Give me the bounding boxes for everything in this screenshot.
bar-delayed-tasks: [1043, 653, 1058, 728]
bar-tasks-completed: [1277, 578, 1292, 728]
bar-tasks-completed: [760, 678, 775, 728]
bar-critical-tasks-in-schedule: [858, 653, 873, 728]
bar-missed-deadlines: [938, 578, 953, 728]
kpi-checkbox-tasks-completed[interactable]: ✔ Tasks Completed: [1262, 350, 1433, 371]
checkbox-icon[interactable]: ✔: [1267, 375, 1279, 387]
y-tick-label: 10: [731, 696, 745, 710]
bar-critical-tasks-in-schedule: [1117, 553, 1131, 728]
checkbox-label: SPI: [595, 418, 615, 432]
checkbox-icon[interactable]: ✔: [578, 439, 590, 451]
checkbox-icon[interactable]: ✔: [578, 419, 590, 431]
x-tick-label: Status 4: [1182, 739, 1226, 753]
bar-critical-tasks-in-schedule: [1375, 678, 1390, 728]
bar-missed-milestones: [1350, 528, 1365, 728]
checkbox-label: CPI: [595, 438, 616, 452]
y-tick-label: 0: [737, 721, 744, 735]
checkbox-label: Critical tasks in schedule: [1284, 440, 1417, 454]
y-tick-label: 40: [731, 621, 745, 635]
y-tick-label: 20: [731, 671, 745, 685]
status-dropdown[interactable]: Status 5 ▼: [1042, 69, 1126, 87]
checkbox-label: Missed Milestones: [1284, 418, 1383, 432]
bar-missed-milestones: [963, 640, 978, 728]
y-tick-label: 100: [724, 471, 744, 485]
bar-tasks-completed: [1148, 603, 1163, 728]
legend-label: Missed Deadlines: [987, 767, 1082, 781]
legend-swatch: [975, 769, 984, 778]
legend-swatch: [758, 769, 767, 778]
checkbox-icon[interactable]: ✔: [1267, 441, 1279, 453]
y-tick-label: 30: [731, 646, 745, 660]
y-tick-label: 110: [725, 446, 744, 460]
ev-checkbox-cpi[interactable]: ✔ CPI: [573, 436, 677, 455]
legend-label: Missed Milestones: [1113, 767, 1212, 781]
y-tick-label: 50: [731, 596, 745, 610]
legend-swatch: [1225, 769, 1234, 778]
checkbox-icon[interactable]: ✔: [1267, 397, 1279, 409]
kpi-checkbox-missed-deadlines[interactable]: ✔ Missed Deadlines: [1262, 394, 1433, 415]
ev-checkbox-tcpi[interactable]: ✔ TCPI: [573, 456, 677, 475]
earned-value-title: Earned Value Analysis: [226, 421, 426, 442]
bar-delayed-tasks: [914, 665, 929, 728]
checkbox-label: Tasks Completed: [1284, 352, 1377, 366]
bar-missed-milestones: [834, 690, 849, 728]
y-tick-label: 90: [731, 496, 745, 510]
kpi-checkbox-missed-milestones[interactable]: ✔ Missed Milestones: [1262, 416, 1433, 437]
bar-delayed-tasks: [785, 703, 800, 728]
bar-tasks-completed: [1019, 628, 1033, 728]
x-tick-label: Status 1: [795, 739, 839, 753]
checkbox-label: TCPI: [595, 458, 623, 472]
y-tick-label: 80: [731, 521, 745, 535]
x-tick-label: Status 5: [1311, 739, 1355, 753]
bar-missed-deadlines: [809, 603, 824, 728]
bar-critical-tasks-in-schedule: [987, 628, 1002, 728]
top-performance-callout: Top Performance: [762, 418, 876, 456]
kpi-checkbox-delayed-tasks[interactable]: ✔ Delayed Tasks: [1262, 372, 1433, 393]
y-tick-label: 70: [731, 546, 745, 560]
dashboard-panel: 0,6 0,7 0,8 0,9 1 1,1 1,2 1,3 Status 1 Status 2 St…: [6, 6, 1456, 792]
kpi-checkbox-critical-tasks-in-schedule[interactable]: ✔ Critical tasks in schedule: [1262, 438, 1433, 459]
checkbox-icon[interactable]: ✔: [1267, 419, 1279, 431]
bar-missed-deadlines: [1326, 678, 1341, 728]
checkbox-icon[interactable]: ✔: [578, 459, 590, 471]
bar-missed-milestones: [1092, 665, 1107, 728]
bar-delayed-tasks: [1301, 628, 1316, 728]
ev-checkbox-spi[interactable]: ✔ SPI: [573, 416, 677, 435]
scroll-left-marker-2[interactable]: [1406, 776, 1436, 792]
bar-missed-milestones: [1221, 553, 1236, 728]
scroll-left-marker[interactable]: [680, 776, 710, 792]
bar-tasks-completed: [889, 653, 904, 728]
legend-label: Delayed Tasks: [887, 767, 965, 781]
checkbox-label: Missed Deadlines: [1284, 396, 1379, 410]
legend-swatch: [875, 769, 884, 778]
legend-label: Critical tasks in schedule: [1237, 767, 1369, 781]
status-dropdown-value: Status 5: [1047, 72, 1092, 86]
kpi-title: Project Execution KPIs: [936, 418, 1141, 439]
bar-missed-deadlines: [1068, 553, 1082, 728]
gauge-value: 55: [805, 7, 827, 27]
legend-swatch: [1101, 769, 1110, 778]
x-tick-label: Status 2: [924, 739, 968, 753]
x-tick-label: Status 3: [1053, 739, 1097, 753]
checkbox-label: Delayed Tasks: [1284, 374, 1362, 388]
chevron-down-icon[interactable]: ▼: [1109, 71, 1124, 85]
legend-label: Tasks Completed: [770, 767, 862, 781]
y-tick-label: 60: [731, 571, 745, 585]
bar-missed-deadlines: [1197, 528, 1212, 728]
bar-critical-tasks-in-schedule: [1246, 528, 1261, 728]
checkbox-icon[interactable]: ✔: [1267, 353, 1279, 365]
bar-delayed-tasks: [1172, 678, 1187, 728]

→ Task requirements
Transcribe each of the entries above verbatim.

→ Output of the exercise
Give me the bounding boxes for everything in this screenshot.
bar-delayed-tasks: [1043, 653, 1058, 728]
bar-tasks-completed: [1277, 578, 1292, 728]
bar-tasks-completed: [760, 678, 775, 728]
bar-critical-tasks-in-schedule: [858, 653, 873, 728]
bar-missed-deadlines: [938, 578, 953, 728]
kpi-checkbox-tasks-completed[interactable]: ✔ Tasks Completed: [1262, 350, 1433, 371]
checkbox-icon[interactable]: ✔: [1267, 375, 1279, 387]
y-tick-label: 10: [731, 696, 745, 710]
bar-critical-tasks-in-schedule: [1117, 553, 1131, 728]
checkbox-label: SPI: [595, 418, 615, 432]
checkbox-icon[interactable]: ✔: [578, 439, 590, 451]
checkbox-icon[interactable]: ✔: [578, 419, 590, 431]
x-tick-label: Status 4: [1182, 739, 1226, 753]
bar-critical-tasks-in-schedule: [1375, 678, 1390, 728]
bar-missed-milestones: [1350, 528, 1365, 728]
checkbox-label: CPI: [595, 438, 616, 452]
y-tick-label: 0: [737, 721, 744, 735]
checkbox-label: Critical tasks in schedule: [1284, 440, 1417, 454]
y-tick-label: 40: [731, 621, 745, 635]
y-tick-label: 20: [731, 671, 745, 685]
status-dropdown[interactable]: Status 5 ▼: [1042, 69, 1126, 87]
checkbox-label: Missed Milestones: [1284, 418, 1383, 432]
bar-missed-milestones: [963, 640, 978, 728]
y-tick-label: 100: [724, 471, 744, 485]
bar-tasks-completed: [1148, 603, 1163, 728]
legend-label: Missed Deadlines: [987, 767, 1082, 781]
legend-swatch: [975, 769, 984, 778]
legend-swatch: [758, 769, 767, 778]
checkbox-icon[interactable]: ✔: [1267, 441, 1279, 453]
y-tick-label: 30: [731, 646, 745, 660]
y-tick-label: 110: [725, 446, 744, 460]
ev-checkbox-cpi[interactable]: ✔ CPI: [573, 436, 677, 455]
legend-label: Missed Milestones: [1113, 767, 1212, 781]
y-tick-label: 50: [731, 596, 745, 610]
legend-swatch: [1225, 769, 1234, 778]
checkbox-icon[interactable]: ✔: [1267, 397, 1279, 409]
kpi-checkbox-missed-deadlines[interactable]: ✔ Missed Deadlines: [1262, 394, 1433, 415]
ev-checkbox-tcpi[interactable]: ✔ TCPI: [573, 456, 677, 475]
earned-value-title: Earned Value Analysis: [226, 421, 426, 442]
bar-delayed-tasks: [914, 665, 929, 728]
checkbox-label: Tasks Completed: [1284, 352, 1377, 366]
bar-missed-milestones: [834, 690, 849, 728]
y-tick-label: 90: [731, 496, 745, 510]
kpi-checkbox-missed-milestones[interactable]: ✔ Missed Milestones: [1262, 416, 1433, 437]
bar-delayed-tasks: [785, 703, 800, 728]
bar-tasks-completed: [1019, 628, 1033, 728]
x-tick-label: Status 1: [795, 739, 839, 753]
checkbox-label: TCPI: [595, 458, 623, 472]
y-tick-label: 80: [731, 521, 745, 535]
x-tick-label: Status 5: [1311, 739, 1355, 753]
bar-missed-deadlines: [809, 603, 824, 728]
bar-critical-tasks-in-schedule: [987, 628, 1002, 728]
top-performance-callout: Top Performance: [762, 418, 876, 456]
kpi-checkbox-delayed-tasks[interactable]: ✔ Delayed Tasks: [1262, 372, 1433, 393]
y-tick-label: 70: [731, 546, 745, 560]
dashboard-panel: 0,6 0,7 0,8 0,9 1 1,1 1,2 1,3 Status 1 Status 2 St…: [6, 6, 1456, 792]
kpi-checkbox-critical-tasks-in-schedule[interactable]: ✔ Critical tasks in schedule: [1262, 438, 1433, 459]
checkbox-icon[interactable]: ✔: [1267, 419, 1279, 431]
bar-missed-deadlines: [1326, 678, 1341, 728]
checkbox-icon[interactable]: ✔: [578, 459, 590, 471]
bar-missed-milestones: [1092, 665, 1107, 728]
bar-delayed-tasks: [1301, 628, 1316, 728]
ev-checkbox-spi[interactable]: ✔ SPI: [573, 416, 677, 435]
scroll-left-marker-2[interactable]: [1406, 776, 1436, 792]
bar-missed-milestones: [1221, 553, 1236, 728]
scroll-left-marker[interactable]: [680, 776, 710, 792]
bar-tasks-completed: [889, 653, 904, 728]
legend-label: Delayed Tasks: [887, 767, 965, 781]
checkbox-label: Missed Deadlines: [1284, 396, 1379, 410]
legend-swatch: [875, 769, 884, 778]
legend-label: Critical tasks in schedule: [1237, 767, 1369, 781]
status-dropdown-value: Status 5: [1047, 72, 1092, 86]
kpi-title: Project Execution KPIs: [936, 418, 1141, 439]
bar-missed-deadlines: [1068, 553, 1082, 728]
gauge-value: 55: [805, 7, 827, 27]
legend-swatch: [1101, 769, 1110, 778]
x-tick-label: Status 2: [924, 739, 968, 753]
x-tick-label: Status 3: [1053, 739, 1097, 753]
checkbox-label: Delayed Tasks: [1284, 374, 1362, 388]
chevron-down-icon[interactable]: ▼: [1109, 71, 1124, 85]
legend-label: Tasks Completed: [770, 767, 862, 781]
y-tick-label: 60: [731, 571, 745, 585]
bar-missed-deadlines: [1197, 528, 1212, 728]
bar-critical-tasks-in-schedule: [1246, 528, 1261, 728]
checkbox-icon[interactable]: ✔: [1267, 353, 1279, 365]
bar-delayed-tasks: [1172, 678, 1187, 728]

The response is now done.